▶ _RECORD EXTRACTS_:
+ + + + + + +

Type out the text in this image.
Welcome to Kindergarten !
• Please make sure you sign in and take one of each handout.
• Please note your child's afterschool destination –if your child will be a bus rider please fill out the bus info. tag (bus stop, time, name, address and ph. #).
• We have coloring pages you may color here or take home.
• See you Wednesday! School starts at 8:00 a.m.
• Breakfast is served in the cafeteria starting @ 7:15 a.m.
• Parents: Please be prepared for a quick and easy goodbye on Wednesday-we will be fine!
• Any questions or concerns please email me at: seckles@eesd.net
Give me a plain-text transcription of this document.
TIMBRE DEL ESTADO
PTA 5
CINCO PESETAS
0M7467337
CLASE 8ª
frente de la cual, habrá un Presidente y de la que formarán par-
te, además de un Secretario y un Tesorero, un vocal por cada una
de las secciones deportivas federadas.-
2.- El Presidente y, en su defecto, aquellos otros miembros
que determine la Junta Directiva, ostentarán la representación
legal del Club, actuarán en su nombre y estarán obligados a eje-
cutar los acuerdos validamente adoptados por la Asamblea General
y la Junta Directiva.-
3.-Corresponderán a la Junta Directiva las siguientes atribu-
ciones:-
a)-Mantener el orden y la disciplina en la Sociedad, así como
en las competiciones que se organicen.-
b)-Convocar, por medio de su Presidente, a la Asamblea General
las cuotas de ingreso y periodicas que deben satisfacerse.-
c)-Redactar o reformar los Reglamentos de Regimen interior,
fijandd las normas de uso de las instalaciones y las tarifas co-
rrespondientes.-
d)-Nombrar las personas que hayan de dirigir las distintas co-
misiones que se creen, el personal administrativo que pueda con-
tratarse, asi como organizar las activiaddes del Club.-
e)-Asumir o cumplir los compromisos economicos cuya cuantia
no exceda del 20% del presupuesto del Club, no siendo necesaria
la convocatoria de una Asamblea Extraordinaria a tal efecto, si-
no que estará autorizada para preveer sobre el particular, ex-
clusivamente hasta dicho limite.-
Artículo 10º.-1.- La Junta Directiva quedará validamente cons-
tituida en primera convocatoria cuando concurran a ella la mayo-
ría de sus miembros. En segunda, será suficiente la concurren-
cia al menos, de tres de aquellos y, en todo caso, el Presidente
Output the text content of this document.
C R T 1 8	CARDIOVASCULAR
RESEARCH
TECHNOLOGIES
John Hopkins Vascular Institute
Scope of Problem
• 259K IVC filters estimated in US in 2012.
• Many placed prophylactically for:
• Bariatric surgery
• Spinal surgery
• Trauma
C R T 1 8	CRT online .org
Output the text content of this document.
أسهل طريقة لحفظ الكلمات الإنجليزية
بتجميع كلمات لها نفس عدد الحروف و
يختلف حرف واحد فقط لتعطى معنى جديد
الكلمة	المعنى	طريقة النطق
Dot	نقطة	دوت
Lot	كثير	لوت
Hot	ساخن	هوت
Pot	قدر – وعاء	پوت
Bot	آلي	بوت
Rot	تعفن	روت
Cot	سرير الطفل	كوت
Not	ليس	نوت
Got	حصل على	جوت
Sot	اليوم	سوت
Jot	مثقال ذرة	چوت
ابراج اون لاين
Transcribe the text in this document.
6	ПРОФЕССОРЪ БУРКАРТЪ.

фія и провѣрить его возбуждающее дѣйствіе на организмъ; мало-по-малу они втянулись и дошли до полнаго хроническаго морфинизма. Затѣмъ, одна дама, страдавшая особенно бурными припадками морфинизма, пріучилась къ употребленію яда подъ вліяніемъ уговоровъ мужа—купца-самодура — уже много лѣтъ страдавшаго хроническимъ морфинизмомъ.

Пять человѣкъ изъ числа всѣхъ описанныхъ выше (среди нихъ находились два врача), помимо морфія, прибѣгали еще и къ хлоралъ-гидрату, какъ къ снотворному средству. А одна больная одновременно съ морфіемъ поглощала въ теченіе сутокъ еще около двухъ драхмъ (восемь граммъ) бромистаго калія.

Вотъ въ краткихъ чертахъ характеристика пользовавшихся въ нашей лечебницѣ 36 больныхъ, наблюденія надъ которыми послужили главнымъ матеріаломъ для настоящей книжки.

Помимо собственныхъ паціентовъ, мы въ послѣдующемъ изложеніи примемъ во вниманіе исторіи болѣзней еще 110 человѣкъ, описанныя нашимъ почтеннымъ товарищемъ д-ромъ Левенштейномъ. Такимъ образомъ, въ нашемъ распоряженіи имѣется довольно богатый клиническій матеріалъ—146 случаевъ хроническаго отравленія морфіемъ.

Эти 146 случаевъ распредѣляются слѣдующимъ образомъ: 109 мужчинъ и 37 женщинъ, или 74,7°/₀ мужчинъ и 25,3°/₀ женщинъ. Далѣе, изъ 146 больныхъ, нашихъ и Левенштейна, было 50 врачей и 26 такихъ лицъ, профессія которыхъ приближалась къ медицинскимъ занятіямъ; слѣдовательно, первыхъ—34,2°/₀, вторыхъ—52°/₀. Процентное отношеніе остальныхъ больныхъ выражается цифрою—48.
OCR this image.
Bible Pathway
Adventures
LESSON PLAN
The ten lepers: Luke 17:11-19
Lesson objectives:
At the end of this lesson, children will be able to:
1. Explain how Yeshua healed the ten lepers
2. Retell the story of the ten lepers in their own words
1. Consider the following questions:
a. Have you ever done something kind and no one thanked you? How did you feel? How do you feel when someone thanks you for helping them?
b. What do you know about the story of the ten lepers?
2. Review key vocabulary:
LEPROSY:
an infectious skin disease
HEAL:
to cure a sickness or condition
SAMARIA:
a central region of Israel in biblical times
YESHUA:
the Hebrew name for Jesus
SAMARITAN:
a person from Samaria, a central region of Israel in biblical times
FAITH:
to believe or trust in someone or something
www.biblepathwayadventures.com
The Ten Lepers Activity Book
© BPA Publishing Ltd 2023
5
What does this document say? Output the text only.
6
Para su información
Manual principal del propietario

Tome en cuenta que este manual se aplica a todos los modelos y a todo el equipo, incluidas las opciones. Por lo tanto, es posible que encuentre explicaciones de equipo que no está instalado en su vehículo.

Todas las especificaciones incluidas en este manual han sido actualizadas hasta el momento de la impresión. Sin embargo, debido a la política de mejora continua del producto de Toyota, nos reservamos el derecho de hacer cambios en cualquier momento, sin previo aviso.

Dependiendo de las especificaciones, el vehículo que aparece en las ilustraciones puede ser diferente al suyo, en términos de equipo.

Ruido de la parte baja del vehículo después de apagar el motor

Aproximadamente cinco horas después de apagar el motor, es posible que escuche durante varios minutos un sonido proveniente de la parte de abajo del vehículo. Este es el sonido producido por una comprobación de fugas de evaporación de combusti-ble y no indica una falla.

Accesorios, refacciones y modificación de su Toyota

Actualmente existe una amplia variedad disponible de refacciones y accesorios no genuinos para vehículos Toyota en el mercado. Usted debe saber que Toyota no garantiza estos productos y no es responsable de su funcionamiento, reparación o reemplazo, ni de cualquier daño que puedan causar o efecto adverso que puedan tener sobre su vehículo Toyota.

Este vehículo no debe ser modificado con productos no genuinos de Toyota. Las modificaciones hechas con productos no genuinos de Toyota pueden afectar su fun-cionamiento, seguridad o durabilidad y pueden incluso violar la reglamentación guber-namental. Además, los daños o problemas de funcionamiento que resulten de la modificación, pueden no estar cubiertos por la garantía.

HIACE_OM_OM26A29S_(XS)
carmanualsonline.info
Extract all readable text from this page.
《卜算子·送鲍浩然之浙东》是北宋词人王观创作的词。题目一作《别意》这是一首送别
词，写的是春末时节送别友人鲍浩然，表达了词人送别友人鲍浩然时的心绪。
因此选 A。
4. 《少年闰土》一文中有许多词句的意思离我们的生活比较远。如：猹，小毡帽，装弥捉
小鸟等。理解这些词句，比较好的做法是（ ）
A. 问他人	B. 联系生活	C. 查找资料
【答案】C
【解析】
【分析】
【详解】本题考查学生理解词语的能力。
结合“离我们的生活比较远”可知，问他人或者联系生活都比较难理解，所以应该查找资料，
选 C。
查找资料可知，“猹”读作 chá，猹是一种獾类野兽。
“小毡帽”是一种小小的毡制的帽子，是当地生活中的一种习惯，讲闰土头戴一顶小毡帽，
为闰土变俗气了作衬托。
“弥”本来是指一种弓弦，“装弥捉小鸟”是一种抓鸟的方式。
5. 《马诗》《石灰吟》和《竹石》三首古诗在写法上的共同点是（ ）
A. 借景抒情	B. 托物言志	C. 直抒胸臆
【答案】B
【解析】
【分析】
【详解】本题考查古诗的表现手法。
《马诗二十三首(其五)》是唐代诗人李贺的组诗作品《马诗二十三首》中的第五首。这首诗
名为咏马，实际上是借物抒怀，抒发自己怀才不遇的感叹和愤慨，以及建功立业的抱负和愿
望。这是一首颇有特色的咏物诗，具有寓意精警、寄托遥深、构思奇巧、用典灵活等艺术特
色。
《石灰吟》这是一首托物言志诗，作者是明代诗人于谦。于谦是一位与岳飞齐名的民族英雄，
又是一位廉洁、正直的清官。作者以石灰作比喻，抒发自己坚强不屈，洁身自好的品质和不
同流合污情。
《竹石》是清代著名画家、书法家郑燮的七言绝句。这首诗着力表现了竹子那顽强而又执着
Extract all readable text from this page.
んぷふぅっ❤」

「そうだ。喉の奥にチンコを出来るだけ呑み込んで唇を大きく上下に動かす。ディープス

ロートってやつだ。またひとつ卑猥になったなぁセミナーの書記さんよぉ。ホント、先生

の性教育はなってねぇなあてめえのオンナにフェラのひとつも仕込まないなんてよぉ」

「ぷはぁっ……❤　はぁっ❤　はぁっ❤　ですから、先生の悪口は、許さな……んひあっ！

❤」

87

+ + + + + + +

▶ _TASK INSTRUCTIONS_: Go through the records and show every line with the string "General" in it.

▶ _TASK RESULT_:
cutar los acuerdos validamente adoptados por la Asamblea General
b)-Convocar, por medio de su Presidente, a la Asamblea General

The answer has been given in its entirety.